## AIM OF THE EXERCISE:
Please give the count of lines holding the string "object" and nothing besides.
** begin DATA LINES **
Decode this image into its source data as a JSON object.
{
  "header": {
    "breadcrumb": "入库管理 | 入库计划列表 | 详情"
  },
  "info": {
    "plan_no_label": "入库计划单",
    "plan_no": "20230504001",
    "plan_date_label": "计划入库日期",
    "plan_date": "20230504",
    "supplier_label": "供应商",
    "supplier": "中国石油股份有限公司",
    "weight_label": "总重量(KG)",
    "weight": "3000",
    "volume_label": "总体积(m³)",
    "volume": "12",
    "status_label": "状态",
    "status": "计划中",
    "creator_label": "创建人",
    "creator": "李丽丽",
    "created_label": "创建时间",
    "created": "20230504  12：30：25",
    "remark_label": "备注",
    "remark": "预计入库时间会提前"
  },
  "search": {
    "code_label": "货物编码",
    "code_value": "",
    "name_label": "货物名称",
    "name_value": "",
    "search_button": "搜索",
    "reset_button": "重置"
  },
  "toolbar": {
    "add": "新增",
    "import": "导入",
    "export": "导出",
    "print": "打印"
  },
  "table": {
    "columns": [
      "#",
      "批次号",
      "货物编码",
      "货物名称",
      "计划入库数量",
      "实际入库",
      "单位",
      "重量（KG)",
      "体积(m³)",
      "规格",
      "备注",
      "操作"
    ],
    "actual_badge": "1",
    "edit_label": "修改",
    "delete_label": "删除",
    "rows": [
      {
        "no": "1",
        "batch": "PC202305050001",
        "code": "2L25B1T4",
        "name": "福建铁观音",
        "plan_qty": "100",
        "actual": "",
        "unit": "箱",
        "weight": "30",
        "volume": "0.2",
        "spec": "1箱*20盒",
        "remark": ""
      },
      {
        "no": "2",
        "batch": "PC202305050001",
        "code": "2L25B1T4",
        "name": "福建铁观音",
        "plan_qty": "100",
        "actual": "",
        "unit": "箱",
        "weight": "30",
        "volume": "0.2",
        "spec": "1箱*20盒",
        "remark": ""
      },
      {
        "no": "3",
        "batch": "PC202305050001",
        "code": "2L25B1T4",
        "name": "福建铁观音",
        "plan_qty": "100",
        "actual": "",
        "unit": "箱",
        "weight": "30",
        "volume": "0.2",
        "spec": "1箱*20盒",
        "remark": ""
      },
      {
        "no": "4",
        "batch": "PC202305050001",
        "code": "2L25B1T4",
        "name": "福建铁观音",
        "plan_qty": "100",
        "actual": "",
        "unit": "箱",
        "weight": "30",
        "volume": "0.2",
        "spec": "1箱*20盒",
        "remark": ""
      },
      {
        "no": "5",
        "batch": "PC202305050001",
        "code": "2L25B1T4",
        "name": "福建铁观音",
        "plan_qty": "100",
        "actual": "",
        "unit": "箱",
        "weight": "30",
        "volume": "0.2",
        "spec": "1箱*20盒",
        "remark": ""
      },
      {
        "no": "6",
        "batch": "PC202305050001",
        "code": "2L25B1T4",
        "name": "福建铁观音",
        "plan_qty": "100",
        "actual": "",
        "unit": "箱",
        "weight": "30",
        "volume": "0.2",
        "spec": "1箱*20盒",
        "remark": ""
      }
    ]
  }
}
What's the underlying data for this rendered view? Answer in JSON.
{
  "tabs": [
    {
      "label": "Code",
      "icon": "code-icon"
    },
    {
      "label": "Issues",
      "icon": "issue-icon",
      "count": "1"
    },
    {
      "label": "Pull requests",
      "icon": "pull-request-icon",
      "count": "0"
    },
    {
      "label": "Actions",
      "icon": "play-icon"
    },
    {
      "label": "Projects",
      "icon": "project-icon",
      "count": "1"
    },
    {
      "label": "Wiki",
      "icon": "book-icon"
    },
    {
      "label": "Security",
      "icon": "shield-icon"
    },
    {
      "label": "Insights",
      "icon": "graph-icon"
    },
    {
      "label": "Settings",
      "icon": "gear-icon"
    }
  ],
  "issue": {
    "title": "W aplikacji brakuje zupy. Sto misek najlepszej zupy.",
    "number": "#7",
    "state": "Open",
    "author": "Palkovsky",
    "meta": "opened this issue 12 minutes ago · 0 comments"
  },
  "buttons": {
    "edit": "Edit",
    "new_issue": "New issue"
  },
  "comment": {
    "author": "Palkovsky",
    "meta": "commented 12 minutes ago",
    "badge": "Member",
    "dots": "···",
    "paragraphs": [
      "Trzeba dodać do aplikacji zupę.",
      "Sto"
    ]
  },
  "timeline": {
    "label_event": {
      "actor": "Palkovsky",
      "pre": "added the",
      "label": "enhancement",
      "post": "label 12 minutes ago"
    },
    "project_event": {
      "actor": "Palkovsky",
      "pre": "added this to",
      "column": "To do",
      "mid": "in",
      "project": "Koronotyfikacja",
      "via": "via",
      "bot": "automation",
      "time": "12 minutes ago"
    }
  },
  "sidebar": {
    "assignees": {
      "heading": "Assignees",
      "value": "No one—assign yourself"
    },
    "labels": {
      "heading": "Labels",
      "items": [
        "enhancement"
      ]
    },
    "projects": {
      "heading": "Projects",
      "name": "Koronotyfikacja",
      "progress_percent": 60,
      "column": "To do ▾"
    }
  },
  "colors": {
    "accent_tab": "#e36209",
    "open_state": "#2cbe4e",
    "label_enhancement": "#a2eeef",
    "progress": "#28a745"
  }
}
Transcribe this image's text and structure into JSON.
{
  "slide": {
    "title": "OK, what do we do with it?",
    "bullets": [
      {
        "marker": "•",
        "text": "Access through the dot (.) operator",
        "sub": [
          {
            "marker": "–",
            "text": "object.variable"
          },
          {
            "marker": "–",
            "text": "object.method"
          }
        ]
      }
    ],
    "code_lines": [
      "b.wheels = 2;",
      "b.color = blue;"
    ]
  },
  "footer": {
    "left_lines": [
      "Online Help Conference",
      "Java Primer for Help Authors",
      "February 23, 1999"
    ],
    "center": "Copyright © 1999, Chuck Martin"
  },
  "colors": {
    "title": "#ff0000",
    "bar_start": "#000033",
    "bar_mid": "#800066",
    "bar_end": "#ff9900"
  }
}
** end DATA LINES **
## EXPECTED ANSWER:
3